Task requirements:
State the number of lines that hold the string "Filesystem", with nothing added.

Entries:
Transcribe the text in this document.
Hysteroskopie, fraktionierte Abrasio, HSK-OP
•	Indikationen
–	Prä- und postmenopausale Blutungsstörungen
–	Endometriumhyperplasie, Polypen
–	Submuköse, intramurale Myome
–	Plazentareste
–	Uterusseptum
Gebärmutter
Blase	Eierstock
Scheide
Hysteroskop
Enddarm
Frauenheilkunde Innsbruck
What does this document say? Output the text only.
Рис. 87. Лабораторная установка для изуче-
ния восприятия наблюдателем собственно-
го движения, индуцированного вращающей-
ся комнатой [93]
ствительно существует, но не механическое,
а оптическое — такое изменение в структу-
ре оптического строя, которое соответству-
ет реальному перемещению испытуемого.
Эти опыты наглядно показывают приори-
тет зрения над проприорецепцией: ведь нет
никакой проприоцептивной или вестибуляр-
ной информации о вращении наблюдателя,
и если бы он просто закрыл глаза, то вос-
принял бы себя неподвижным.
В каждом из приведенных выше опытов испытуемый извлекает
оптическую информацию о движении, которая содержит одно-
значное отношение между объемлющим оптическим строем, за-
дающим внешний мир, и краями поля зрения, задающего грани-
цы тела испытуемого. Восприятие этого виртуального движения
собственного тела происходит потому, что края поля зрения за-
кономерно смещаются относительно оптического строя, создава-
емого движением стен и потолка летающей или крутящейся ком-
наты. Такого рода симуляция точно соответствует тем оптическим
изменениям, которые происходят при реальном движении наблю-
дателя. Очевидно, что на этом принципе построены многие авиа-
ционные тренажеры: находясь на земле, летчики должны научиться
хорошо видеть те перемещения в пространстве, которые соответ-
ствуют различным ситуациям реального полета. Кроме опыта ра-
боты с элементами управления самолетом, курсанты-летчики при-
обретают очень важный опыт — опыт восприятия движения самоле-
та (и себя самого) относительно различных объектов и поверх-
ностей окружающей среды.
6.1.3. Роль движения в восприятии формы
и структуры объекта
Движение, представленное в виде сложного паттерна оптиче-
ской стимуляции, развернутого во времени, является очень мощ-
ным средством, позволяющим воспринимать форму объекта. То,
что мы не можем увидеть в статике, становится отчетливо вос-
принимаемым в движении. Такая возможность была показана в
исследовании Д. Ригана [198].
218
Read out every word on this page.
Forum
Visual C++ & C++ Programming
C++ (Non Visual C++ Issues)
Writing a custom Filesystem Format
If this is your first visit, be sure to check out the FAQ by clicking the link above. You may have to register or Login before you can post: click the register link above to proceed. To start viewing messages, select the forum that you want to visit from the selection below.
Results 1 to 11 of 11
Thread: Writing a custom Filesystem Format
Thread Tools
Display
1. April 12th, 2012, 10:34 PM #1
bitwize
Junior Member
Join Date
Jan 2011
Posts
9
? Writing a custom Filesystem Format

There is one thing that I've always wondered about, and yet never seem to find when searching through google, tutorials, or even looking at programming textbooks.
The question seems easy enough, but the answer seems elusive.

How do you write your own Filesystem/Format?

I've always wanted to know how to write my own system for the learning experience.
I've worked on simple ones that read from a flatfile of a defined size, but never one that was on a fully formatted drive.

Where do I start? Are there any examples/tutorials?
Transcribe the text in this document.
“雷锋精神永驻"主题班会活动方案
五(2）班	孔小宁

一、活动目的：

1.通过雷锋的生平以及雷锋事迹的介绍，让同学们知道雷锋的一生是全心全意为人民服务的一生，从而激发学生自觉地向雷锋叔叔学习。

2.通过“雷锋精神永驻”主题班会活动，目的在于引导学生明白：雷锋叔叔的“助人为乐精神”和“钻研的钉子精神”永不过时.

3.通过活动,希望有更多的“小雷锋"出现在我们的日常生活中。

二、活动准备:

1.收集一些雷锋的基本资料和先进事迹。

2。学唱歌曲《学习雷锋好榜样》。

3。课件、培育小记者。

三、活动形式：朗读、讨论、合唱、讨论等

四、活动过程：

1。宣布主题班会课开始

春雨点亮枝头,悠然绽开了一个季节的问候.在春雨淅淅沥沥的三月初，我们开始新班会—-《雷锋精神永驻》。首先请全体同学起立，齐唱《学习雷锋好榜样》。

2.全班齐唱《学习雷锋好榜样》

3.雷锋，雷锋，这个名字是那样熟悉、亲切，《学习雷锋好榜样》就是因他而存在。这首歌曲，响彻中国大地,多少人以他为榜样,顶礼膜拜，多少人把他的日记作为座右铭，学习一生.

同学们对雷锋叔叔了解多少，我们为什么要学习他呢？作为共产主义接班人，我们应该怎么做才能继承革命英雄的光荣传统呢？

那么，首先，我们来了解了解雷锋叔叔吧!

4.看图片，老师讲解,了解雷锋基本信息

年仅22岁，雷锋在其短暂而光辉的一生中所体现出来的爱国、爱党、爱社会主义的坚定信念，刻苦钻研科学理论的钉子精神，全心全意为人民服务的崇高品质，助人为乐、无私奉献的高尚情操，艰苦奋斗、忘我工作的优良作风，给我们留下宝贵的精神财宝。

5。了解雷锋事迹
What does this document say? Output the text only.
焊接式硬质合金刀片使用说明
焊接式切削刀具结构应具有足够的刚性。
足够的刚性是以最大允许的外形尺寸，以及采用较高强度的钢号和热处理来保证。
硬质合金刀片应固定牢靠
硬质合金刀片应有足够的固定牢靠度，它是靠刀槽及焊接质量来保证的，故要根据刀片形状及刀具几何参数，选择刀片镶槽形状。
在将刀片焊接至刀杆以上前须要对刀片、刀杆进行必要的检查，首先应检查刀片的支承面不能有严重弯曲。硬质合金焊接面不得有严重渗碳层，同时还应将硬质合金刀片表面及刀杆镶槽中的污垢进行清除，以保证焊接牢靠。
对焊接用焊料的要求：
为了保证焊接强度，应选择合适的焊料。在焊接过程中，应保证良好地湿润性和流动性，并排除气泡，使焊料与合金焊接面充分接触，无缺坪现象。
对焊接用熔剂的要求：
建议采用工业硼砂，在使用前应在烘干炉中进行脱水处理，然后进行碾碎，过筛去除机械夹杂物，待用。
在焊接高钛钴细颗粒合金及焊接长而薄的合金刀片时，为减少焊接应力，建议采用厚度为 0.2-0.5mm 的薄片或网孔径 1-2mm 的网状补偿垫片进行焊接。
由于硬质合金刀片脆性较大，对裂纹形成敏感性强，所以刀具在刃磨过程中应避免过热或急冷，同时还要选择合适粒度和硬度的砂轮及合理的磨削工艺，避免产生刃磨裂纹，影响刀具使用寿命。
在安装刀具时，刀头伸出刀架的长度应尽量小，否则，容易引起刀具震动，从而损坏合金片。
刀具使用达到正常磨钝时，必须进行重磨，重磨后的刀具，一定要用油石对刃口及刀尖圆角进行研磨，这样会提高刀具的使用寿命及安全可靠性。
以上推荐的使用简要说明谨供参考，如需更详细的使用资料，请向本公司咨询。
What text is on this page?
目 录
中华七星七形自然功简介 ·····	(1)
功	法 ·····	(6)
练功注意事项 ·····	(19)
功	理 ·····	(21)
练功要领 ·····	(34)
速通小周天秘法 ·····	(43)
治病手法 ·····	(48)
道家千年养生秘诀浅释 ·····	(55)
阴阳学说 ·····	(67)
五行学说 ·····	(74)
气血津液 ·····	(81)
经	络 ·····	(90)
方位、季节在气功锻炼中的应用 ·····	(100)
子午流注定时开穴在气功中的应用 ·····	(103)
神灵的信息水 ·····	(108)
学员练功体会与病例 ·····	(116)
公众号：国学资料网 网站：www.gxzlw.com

Final result:
4